--- START ---

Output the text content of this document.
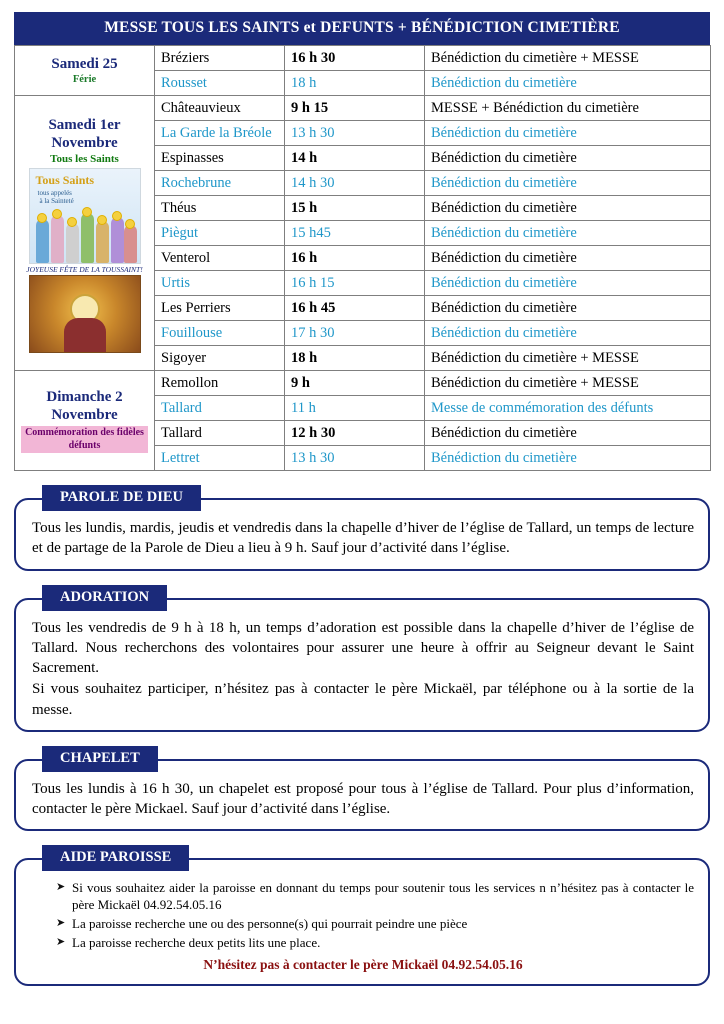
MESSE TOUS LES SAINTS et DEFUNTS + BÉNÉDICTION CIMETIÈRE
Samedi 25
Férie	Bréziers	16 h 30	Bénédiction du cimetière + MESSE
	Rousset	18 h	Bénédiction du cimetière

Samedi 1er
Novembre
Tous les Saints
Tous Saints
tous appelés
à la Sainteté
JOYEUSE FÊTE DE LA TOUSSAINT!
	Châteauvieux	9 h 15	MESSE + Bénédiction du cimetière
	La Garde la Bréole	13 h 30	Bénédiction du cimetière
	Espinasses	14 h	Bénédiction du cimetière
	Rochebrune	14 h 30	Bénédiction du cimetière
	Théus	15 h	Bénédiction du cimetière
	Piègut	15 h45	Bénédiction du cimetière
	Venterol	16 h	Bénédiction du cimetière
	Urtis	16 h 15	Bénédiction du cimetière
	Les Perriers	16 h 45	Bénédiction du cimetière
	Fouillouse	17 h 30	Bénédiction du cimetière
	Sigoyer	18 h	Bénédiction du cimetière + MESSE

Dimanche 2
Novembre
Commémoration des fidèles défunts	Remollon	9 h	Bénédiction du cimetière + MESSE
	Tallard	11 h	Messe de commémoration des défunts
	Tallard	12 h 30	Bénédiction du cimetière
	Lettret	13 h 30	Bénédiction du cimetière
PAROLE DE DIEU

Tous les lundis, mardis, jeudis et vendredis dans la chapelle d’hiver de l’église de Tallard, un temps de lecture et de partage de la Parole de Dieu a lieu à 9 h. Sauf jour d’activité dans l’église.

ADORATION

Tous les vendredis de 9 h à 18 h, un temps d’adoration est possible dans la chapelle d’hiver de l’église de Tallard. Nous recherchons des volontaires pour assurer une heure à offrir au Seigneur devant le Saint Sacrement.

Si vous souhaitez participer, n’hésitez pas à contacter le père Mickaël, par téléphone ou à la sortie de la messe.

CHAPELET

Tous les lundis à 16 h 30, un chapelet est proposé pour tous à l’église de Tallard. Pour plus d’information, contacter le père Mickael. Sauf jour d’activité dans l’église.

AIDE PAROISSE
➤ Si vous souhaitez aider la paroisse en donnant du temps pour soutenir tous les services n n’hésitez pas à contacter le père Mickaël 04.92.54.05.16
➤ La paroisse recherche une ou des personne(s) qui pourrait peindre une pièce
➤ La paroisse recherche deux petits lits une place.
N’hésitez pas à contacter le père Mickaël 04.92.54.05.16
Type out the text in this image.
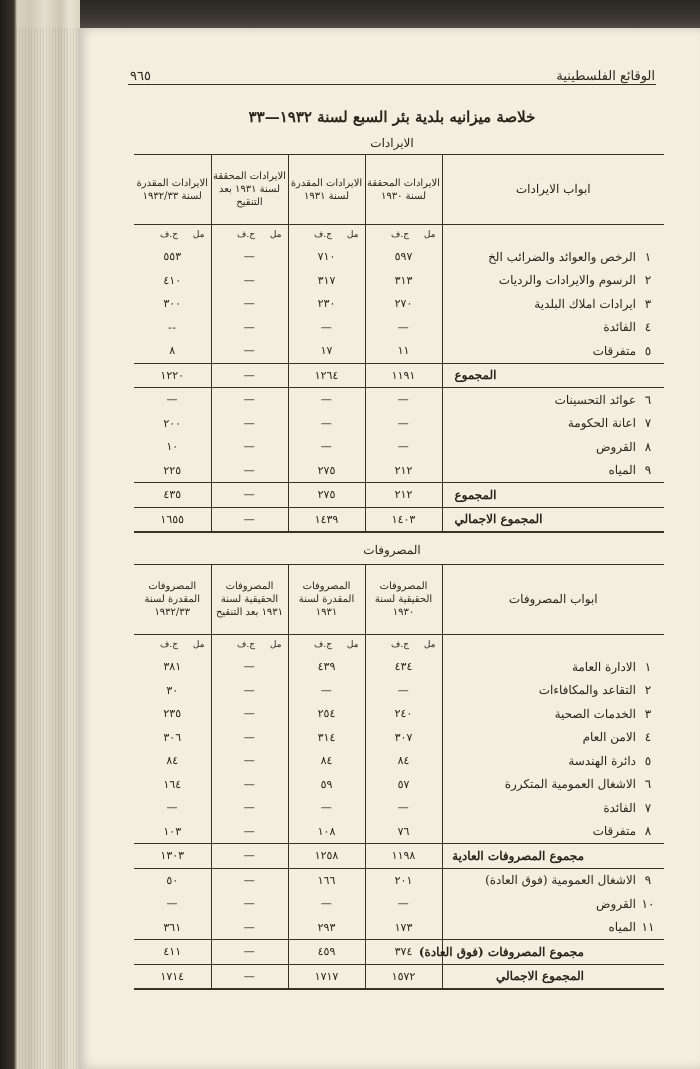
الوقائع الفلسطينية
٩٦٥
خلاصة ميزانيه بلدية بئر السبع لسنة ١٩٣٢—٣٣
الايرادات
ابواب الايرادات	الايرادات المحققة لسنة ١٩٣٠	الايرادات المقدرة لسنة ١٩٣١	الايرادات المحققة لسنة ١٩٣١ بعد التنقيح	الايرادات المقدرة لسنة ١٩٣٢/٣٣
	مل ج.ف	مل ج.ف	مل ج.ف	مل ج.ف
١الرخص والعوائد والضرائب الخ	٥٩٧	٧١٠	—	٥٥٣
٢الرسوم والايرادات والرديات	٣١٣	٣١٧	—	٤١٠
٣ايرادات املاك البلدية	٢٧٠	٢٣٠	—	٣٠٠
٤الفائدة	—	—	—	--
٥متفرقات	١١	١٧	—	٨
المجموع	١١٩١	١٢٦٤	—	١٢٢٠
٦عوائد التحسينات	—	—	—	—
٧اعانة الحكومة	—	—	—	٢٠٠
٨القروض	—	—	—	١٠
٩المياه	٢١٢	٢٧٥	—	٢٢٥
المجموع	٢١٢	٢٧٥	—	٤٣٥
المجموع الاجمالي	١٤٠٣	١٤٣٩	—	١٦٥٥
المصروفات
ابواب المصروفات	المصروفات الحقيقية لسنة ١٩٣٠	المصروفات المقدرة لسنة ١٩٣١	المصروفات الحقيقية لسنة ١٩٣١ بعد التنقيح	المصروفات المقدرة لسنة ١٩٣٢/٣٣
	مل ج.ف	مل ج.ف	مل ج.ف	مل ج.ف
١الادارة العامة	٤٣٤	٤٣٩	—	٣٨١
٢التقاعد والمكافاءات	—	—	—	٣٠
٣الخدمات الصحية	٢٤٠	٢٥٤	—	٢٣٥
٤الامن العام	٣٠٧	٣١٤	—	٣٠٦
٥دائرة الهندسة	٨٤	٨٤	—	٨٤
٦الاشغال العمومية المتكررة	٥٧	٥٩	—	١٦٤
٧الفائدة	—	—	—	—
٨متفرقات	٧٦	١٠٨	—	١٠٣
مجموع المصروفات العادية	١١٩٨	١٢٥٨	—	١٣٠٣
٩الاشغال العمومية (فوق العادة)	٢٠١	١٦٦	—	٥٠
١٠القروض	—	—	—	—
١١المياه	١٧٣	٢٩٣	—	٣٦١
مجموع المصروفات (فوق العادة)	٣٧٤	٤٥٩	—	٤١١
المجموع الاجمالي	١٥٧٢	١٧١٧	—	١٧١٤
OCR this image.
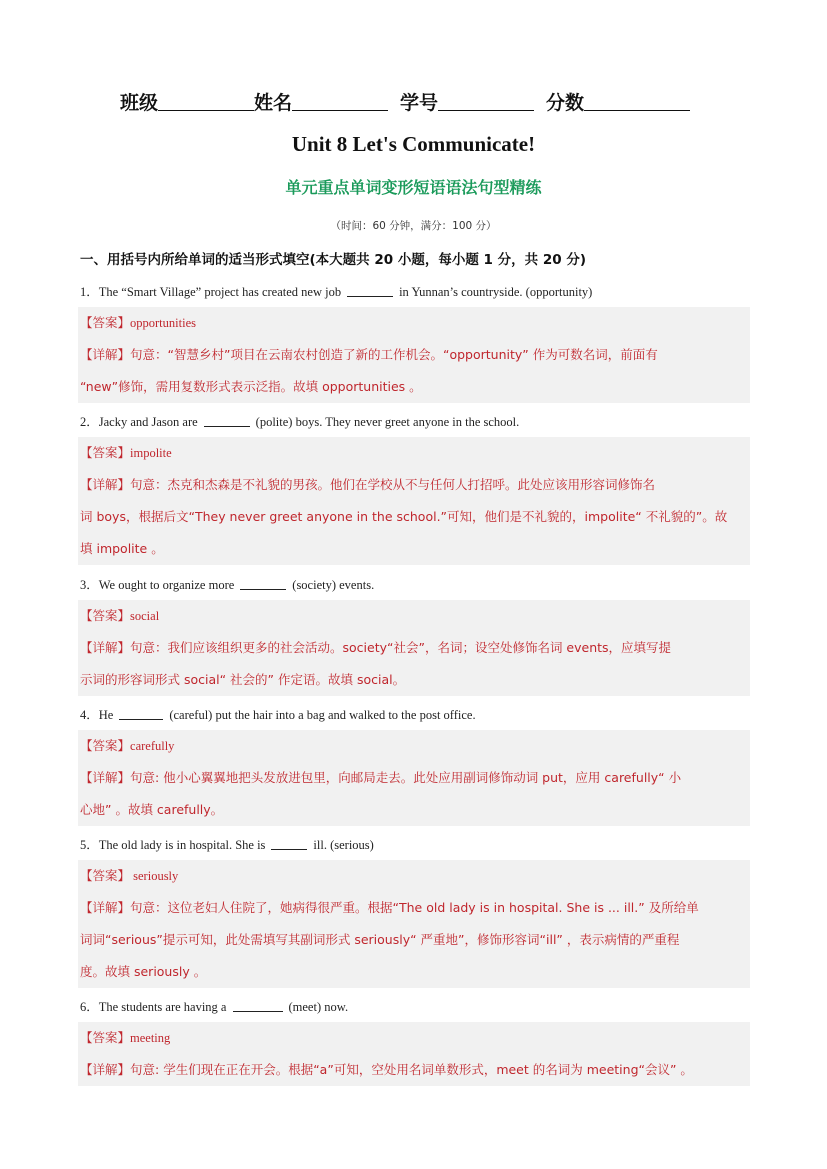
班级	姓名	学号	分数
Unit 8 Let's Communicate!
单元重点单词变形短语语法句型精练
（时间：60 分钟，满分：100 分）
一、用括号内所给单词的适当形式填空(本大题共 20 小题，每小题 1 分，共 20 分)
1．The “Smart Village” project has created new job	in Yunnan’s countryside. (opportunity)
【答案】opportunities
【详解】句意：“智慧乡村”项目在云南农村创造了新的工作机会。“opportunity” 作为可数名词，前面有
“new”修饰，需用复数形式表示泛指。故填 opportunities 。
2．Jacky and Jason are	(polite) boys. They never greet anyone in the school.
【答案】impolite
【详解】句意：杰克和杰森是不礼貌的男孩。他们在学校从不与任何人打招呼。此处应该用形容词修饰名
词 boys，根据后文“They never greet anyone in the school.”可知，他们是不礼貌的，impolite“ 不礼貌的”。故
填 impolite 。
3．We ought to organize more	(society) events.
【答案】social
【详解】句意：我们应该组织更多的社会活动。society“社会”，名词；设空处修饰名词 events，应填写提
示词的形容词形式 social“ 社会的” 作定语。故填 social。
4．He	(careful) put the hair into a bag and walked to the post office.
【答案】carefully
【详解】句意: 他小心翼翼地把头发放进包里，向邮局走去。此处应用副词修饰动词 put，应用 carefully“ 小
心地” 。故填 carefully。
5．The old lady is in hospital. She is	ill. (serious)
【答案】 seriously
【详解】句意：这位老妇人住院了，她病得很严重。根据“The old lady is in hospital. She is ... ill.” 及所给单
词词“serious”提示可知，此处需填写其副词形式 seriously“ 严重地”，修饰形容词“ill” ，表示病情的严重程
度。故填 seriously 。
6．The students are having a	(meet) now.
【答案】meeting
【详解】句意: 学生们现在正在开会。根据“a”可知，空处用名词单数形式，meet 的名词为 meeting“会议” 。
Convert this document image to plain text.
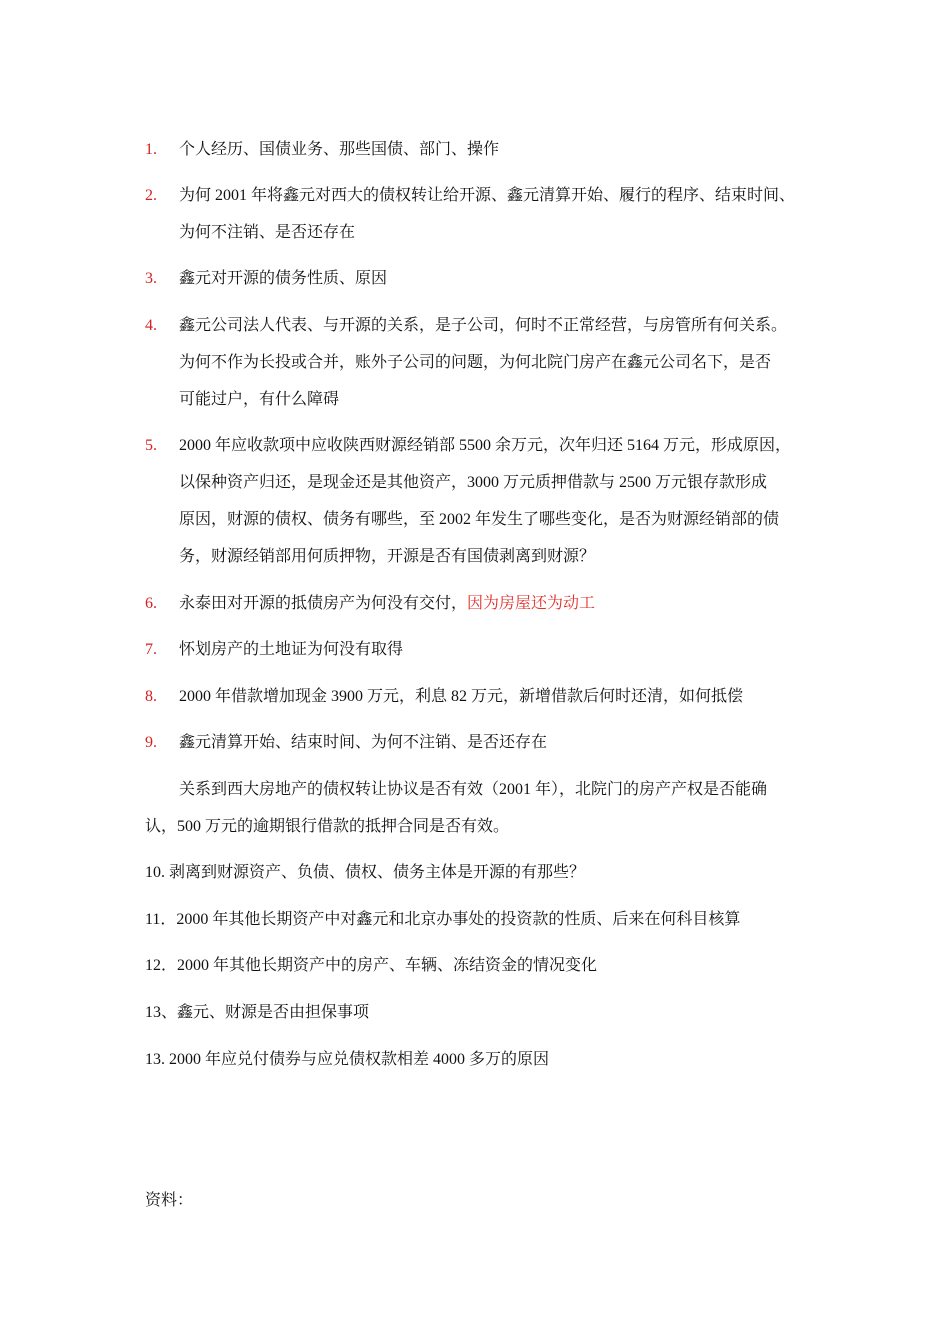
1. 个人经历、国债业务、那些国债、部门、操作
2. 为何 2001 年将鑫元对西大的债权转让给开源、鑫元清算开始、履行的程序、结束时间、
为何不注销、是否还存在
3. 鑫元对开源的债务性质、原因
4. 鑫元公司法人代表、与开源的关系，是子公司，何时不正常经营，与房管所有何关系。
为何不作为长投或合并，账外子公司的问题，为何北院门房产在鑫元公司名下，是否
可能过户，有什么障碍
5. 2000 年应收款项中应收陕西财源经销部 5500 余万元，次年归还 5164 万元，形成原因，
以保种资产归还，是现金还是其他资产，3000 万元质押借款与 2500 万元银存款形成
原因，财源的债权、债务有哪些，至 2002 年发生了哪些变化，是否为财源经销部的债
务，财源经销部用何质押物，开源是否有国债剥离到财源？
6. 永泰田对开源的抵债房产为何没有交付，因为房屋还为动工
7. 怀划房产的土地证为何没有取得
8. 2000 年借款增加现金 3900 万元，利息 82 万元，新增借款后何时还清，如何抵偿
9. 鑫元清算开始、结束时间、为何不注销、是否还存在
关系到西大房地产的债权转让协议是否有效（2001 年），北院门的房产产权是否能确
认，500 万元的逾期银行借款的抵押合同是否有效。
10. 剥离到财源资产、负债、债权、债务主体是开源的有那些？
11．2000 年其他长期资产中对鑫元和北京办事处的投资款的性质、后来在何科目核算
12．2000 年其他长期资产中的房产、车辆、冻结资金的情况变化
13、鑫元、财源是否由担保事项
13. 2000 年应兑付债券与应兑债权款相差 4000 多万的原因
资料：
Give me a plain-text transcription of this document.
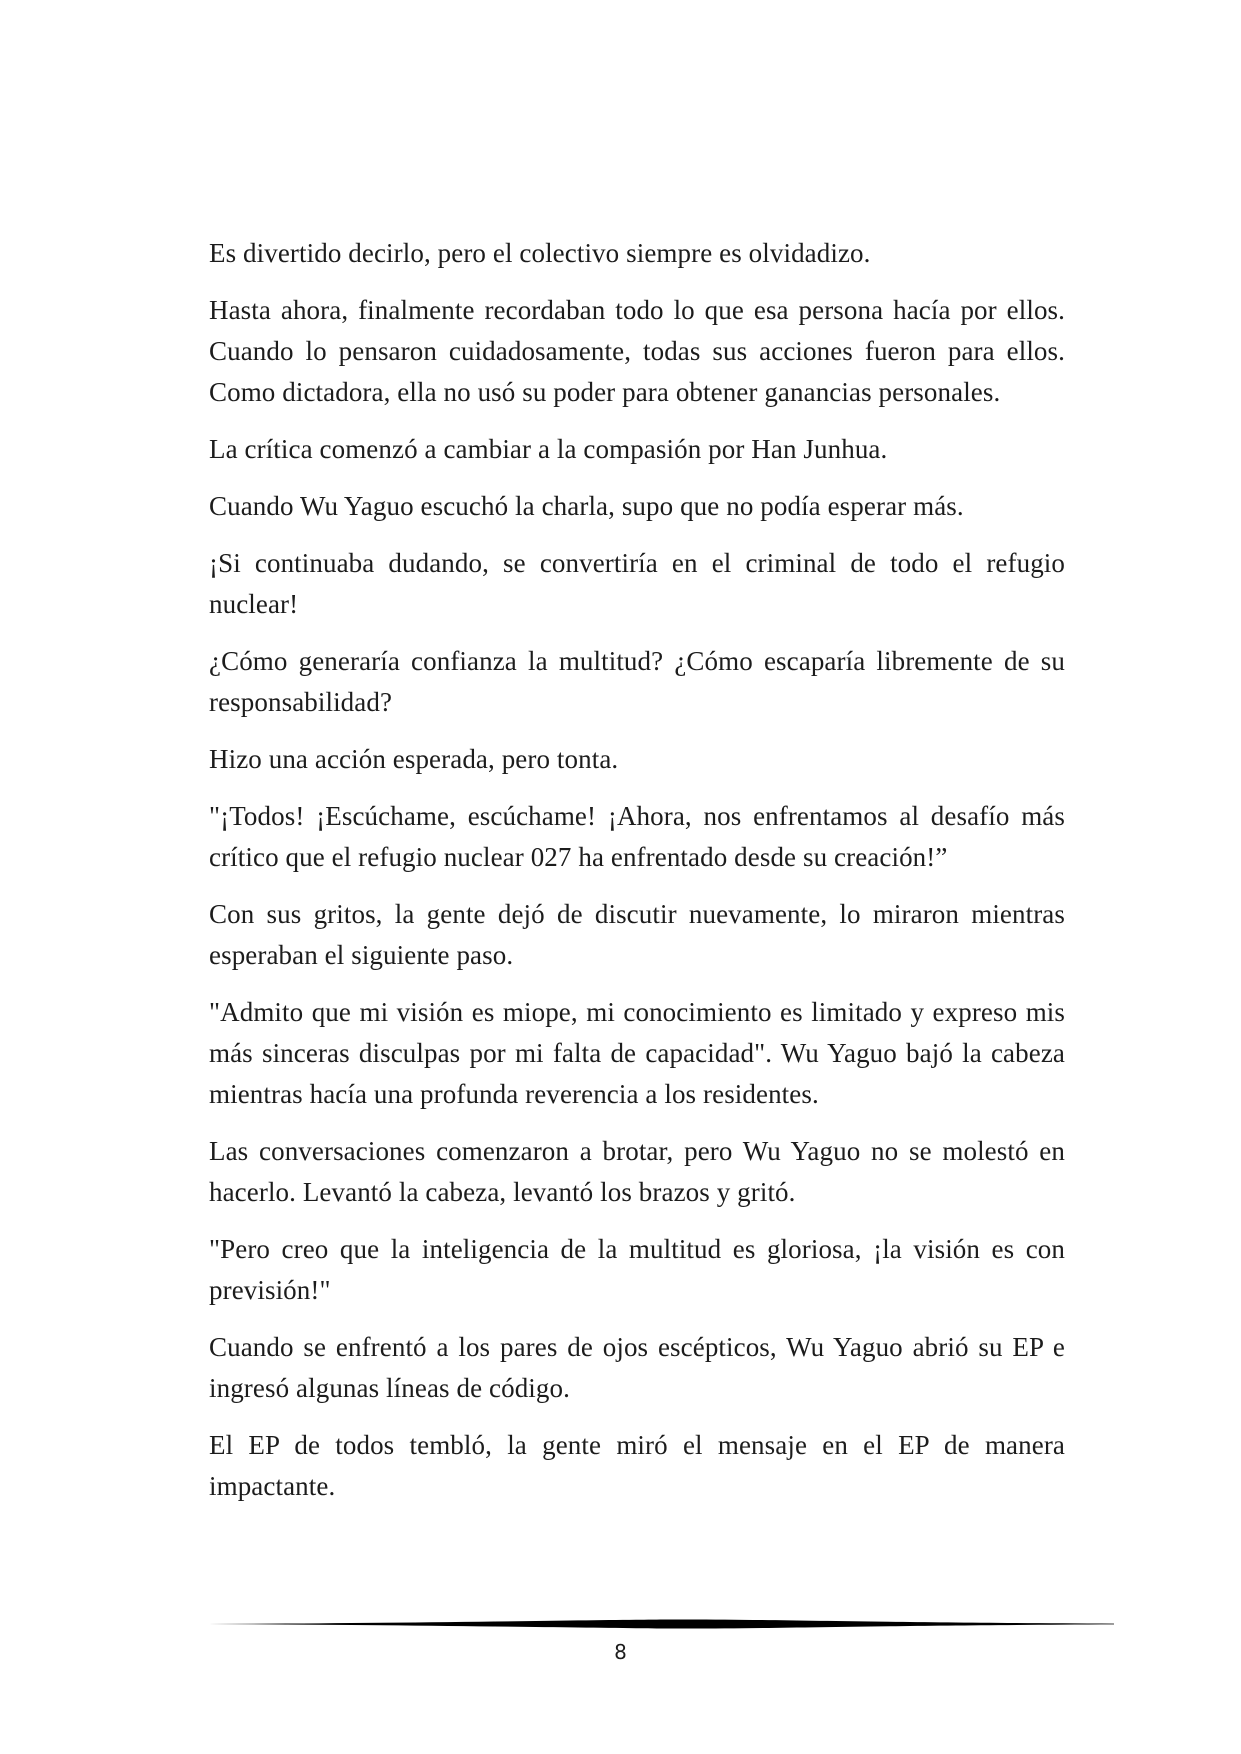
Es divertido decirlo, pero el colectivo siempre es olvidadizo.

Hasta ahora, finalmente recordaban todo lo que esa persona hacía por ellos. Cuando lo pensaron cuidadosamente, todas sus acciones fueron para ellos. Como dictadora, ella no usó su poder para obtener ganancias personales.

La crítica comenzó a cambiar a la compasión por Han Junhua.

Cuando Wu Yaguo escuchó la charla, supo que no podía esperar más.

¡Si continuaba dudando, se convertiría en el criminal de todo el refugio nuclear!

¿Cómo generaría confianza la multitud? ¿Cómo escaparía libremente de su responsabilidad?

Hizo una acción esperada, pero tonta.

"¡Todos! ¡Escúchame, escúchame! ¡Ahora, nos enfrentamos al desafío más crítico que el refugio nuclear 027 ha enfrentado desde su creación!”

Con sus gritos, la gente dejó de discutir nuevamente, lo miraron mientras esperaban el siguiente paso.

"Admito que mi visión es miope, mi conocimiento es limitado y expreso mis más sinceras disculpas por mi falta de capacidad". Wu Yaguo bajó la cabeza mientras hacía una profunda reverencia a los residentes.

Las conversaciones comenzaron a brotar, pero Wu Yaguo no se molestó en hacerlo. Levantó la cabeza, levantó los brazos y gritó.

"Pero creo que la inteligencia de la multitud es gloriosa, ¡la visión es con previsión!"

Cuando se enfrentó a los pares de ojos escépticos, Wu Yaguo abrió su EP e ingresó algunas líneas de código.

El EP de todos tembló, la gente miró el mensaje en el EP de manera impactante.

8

--- END ---

Work to complete: Return all lines containing the word "carefully".

Response:
【答案】carefully
【详解】句意: 他小心翼翼地把头发放进包里，向邮局走去。此处应用副词修饰动词 put，应用 carefully“ 小
心地” 。故填 carefully。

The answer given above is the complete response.